▸ TASK REQUIREMENTS: Would you transcribe the whole listing exactly, minus its pictures?

▸ DATA FOR THIS EXERCISE:
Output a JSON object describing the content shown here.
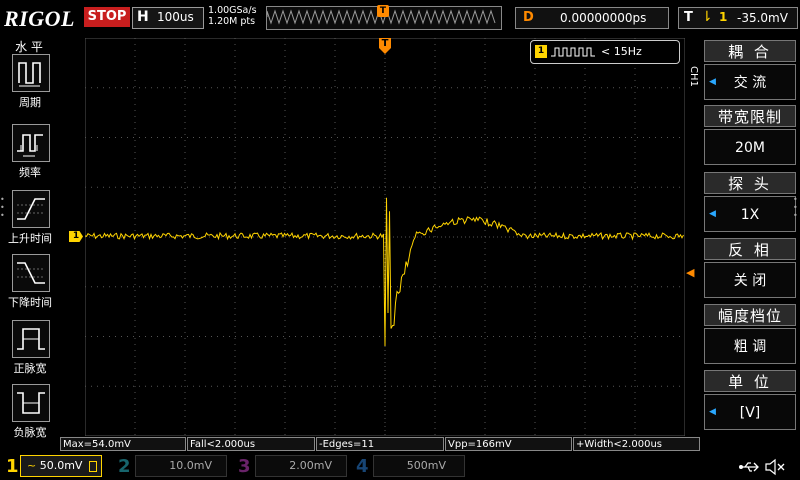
{
  "top_bar": {
    "brand": "RIGOL",
    "run_state": "STOP",
    "horizontal_label": "H",
    "time_base": "100us",
    "sample_rate": "1.00GSa/s",
    "memory_depth": "1.20M pts",
    "trigger_marker": "T",
    "delay_label": "D",
    "delay_value": "0.00000000ps",
    "trigger_label": "T",
    "trigger_edge_symbol": "⇂",
    "trigger_source": "1",
    "trigger_level": "-35.0mV"
  },
  "frequency_counter": {
    "channel": "1",
    "value": "< 15Hz"
  },
  "left_menu": {
    "title": "水 平",
    "items": [
      {
        "label": "周期",
        "icon": "period-icon"
      },
      {
        "label": "频率",
        "icon": "frequency-icon"
      },
      {
        "label": "上升时间",
        "icon": "rise-time-icon"
      },
      {
        "label": "下降时间",
        "icon": "fall-time-icon"
      },
      {
        "label": "正脉宽",
        "icon": "positive-width-icon"
      },
      {
        "label": "负脉宽",
        "icon": "negative-width-icon"
      }
    ]
  },
  "right_menu": {
    "channel_tab": "CH1",
    "items": [
      {
        "label": "耦 合",
        "value": "交 流",
        "has_arrow": true
      },
      {
        "label": "带宽限制",
        "value": "20M",
        "has_arrow": false
      },
      {
        "label": "探 头",
        "value": "1X",
        "has_arrow": true
      },
      {
        "label": "反 相",
        "value": "关 闭",
        "has_arrow": false
      },
      {
        "label": "幅度档位",
        "value": "粗 调",
        "has_arrow": false
      },
      {
        "label": "单 位",
        "value": "[V]",
        "has_arrow": true
      }
    ]
  },
  "ground_marker": "1",
  "trigger_level_marker": "◀",
  "measurements": [
    "Max=54.0mV",
    "Fall<2.000us",
    "-Edges=11",
    "Vpp=166mV",
    "+Width<2.000us"
  ],
  "bottom_bar": {
    "channels": [
      {
        "number": "1",
        "scale": "50.0mV",
        "coupling_symbol": "~",
        "active": true
      },
      {
        "number": "2",
        "scale": "10.0mV",
        "active": false
      },
      {
        "number": "3",
        "scale": "2.00mV",
        "active": false
      },
      {
        "number": "4",
        "scale": "500mV",
        "active": false
      }
    ],
    "usb_icon": "usb-icon",
    "speaker_icon": "speaker-muted-icon"
  },
  "colors": {
    "ch1": "#ffd400",
    "ch2": "#2bb8c6",
    "ch3": "#c040c0",
    "ch4": "#2a7ed6",
    "trigger": "#ff8a00",
    "stop": "#c81e1e",
    "menu_arrow": "#2aa8ff"
  }
}
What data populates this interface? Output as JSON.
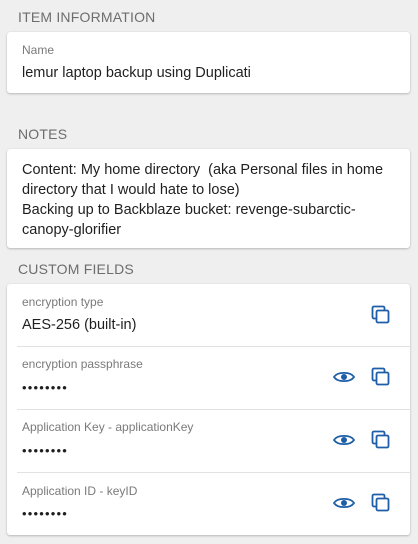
{
  "item_info": {
    "header": "ITEM INFORMATION",
    "name_label": "Name",
    "name_value": "lemur laptop backup using Duplicati"
  },
  "notes": {
    "header": "NOTES",
    "text": "Content: My home directory  (aka Personal files in home directory that I would hate to lose)\nBacking up to Backblaze bucket: revenge-subarctic-canopy-glorifier"
  },
  "custom_fields": {
    "header": "CUSTOM FIELDS",
    "fields": [
      {
        "label": "encryption type",
        "value": "AES-256 (built-in)",
        "hidden": false,
        "icons": [
          "copy-icon"
        ]
      },
      {
        "label": "encryption passphrase",
        "value": "••••••••",
        "hidden": true,
        "icons": [
          "eye-icon",
          "copy-icon"
        ]
      },
      {
        "label": "Application Key - applicationKey",
        "value": "••••••••",
        "hidden": true,
        "icons": [
          "eye-icon",
          "copy-icon"
        ]
      },
      {
        "label": "Application ID - keyID",
        "value": "••••••••",
        "hidden": true,
        "icons": [
          "eye-icon",
          "copy-icon"
        ]
      }
    ]
  },
  "colors": {
    "icon": "#1e5ea8",
    "background": "#efefef",
    "card": "#ffffff",
    "header_text": "#6d6d6d"
  }
}
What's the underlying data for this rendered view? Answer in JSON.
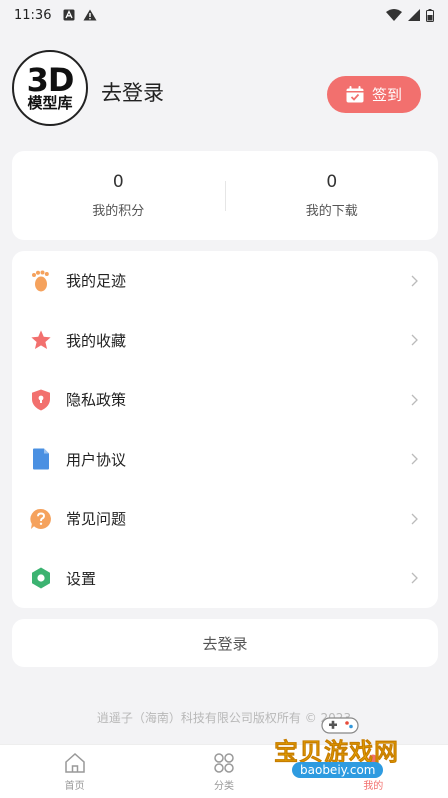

▸ ANSWER TO THIS TASK:
Output a JSON object describing the content shown here.
{
  "top_bar": {
    "brand": "RIGOL",
    "run_state": "STOP",
    "horizontal_label": "H",
    "time_base": "100us",
    "sample_rate": "1.00GSa/s",
    "memory_depth": "1.20M pts",
    "trigger_marker": "T",
    "delay_label": "D",
    "delay_value": "0.00000000ps",
    "trigger_label": "T",
    "trigger_edge_symbol": "⇂",
    "trigger_source": "1",
    "trigger_level": "-35.0mV"
  },
  "frequency_counter": {
    "channel": "1",
    "value": "< 15Hz"
  },
  "left_menu": {
    "title": "水 平",
    "items": [
      {
        "label": "周期",
        "icon": "period-icon"
      },
      {
        "label": "频率",
        "icon": "frequency-icon"
      },
      {
        "label": "上升时间",
        "icon": "rise-time-icon"
      },
      {
        "label": "下降时间",
        "icon": "fall-time-icon"
      },
      {
        "label": "正脉宽",
        "icon": "positive-width-icon"
      },
      {
        "label": "负脉宽",
        "icon": "negative-width-icon"
      }
    ]
  },
  "right_menu": {
    "channel_tab": "CH1",
    "items": [
      {
        "label": "耦 合",
        "value": "交 流",
        "has_arrow": true
      },
      {
        "label": "带宽限制",
        "value": "20M",
        "has_arrow": false
      },
      {
        "label": "探 头",
        "value": "1X",
        "has_arrow": true
      },
      {
        "label": "反 相",
        "value": "关 闭",
        "has_arrow": false
      },
      {
        "label": "幅度档位",
        "value": "粗 调",
        "has_arrow": false
      },
      {
        "label": "单 位",
        "value": "[V]",
        "has_arrow": true
      }
    ]
  },
  "ground_marker": "1",
  "trigger_level_marker": "◀",
  "measurements": [
    "Max=54.0mV",
    "Fall<2.000us",
    "-Edges=11",
    "Vpp=166mV",
    "+Width<2.000us"
  ],
  "bottom_bar": {
    "channels": [
      {
        "number": "1",
        "scale": "50.0mV",
        "coupling_symbol": "~",
        "active": true
      },
      {
        "number": "2",
        "scale": "10.0mV",
        "active": false
      },
      {
        "number": "3",
        "scale": "2.00mV",
        "active": false
      },
      {
        "number": "4",
        "scale": "500mV",
        "active": false
      }
    ],
    "usb_icon": "usb-icon",
    "speaker_icon": "speaker-muted-icon"
  },
  "colors": {
    "ch1": "#ffd400",
    "ch2": "#2bb8c6",
    "ch3": "#c040c0",
    "ch4": "#2a7ed6",
    "trigger": "#ff8a00",
    "stop": "#c81e1e",
    "menu_arrow": "#2aa8ff"
  }
}
What data populates this interface? Output as JSON.
{
  "item_info": {
    "header": "ITEM INFORMATION",
    "name_label": "Name",
    "name_value": "lemur laptop backup using Duplicati"
  },
  "notes": {
    "header": "NOTES",
    "text": "Content: My home directory  (aka Personal files in home directory that I would hate to lose)\nBacking up to Backblaze bucket: revenge-subarctic-canopy-glorifier"
  },
  "custom_fields": {
    "header": "CUSTOM FIELDS",
    "fields": [
      {
        "label": "encryption type",
        "value": "AES-256 (built-in)",
        "hidden": false,
        "icons": [
          "copy-icon"
        ]
      },
      {
        "label": "encryption passphrase",
        "value": "••••••••",
        "hidden": true,
        "icons": [
          "eye-icon",
          "copy-icon"
        ]
      },
      {
        "label": "Application Key - applicationKey",
        "value": "••••••••",
        "hidden": true,
        "icons": [
          "eye-icon",
          "copy-icon"
        ]
      },
      {
        "label": "Application ID - keyID",
        "value": "••••••••",
        "hidden": true,
        "icons": [
          "eye-icon",
          "copy-icon"
        ]
      }
    ]
  },
  "colors": {
    "icon": "#1e5ea8",
    "background": "#efefef",
    "card": "#ffffff",
    "header_text": "#6d6d6d"
  }
}
What's the underlying data for this rendered view? Answer in JSON.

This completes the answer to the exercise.